(PROVIDED INFORMATION):
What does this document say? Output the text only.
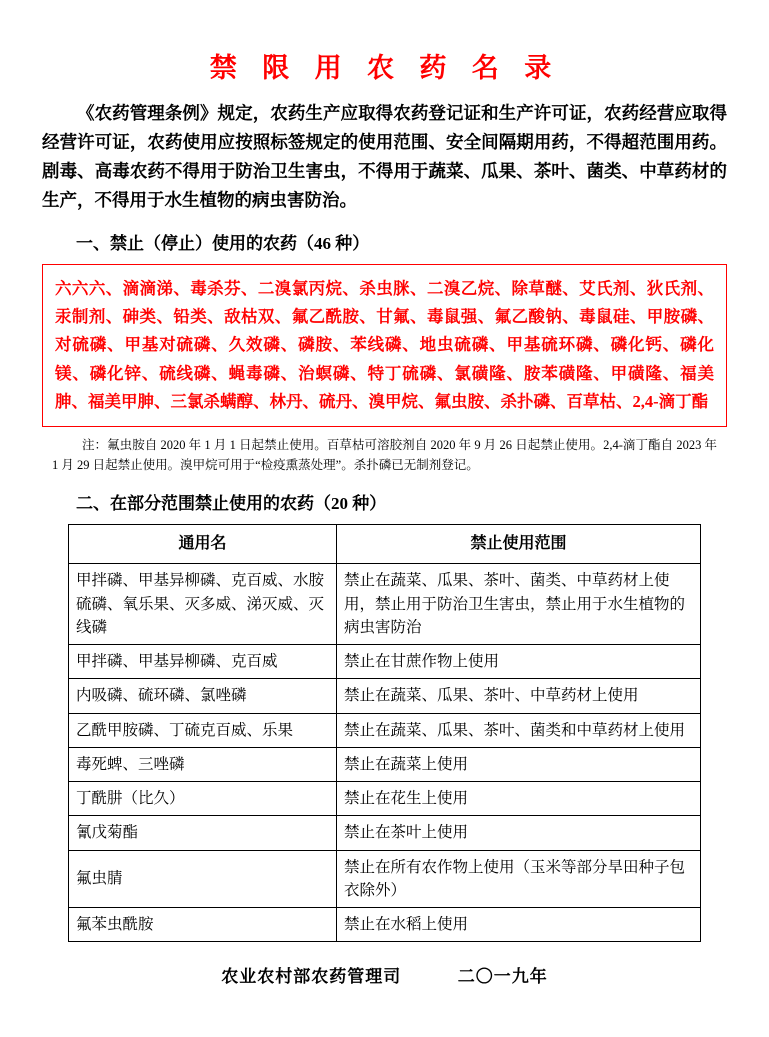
禁 限 用 农 药 名 录

《农药管理条例》规定，农药生产应取得农药登记证和生产许可证，农药经营应取得经营许可证，农药使用应按照标签规定的使用范围、安全间隔期用药，不得超范围用药。剧毒、高毒农药不得用于防治卫生害虫，不得用于蔬菜、瓜果、茶叶、菌类、中草药材的生产，不得用于水生植物的病虫害防治。

一、禁止（停止）使用的农药（46 种）

六六六、滴滴涕、毒杀芬、二溴氯丙烷、杀虫脒、二溴乙烷、除草醚、艾氏剂、狄氏剂、汞制剂、砷类、铅类、敌枯双、氟乙酰胺、甘氟、毒鼠强、氟乙酸钠、毒鼠硅、甲胺磷、对硫磷、甲基对硫磷、久效磷、磷胺、苯线磷、地虫硫磷、甲基硫环磷、磷化钙、磷化镁、磷化锌、硫线磷、蝇毒磷、治螟磷、特丁硫磷、氯磺隆、胺苯磺隆、甲磺隆、福美胂、福美甲胂、三氯杀螨醇、林丹、硫丹、溴甲烷、氟虫胺、杀扑磷、百草枯、2,4-滴丁酯

注：氟虫胺自 2020 年 1 月 1 日起禁止使用。百草枯可溶胶剂自 2020 年 9 月 26 日起禁止使用。2,4-滴丁酯自 2023 年 1 月 29 日起禁止使用。溴甲烷可用于“检疫熏蒸处理”。杀扑磷已无制剂登记。
二、在部分范围禁止使用的农药（20 种）
通用名	禁止使用范围
甲拌磷、甲基异柳磷、克百威、水胺硫磷、氧乐果、灭多威、涕灭威、灭线磷	禁止在蔬菜、瓜果、茶叶、菌类、中草药材上使用，禁止用于防治卫生害虫，禁止用于水生植物的病虫害防治
甲拌磷、甲基异柳磷、克百威	禁止在甘蔗作物上使用
内吸磷、硫环磷、氯唑磷	禁止在蔬菜、瓜果、茶叶、中草药材上使用
乙酰甲胺磷、丁硫克百威、乐果	禁止在蔬菜、瓜果、茶叶、菌类和中草药材上使用
毒死蜱、三唑磷	禁止在蔬菜上使用
丁酰肼（比久）	禁止在花生上使用
氰戊菊酯	禁止在茶叶上使用
氟虫腈	禁止在所有农作物上使用（玉米等部分旱田种子包衣除外）
氟苯虫酰胺	禁止在水稻上使用
农业农村部农药管理司	二〇一九年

(AIM OF THE TASK):
Only lines with "甲基异柳磷" are wanted here; list each of them.

(PROBLEM SOLUTION):
甲拌磷、甲基异柳磷、克百威、水胺硫磷、氧乐果、灭多威、涕灭威、灭线磷	禁止在蔬菜、瓜果、茶叶、菌类、中草药材上使用，禁止用于防治卫生害虫，禁止用于水生植物的病虫害防治
甲拌磷、甲基异柳磷、克百威	禁止在甘蔗作物上使用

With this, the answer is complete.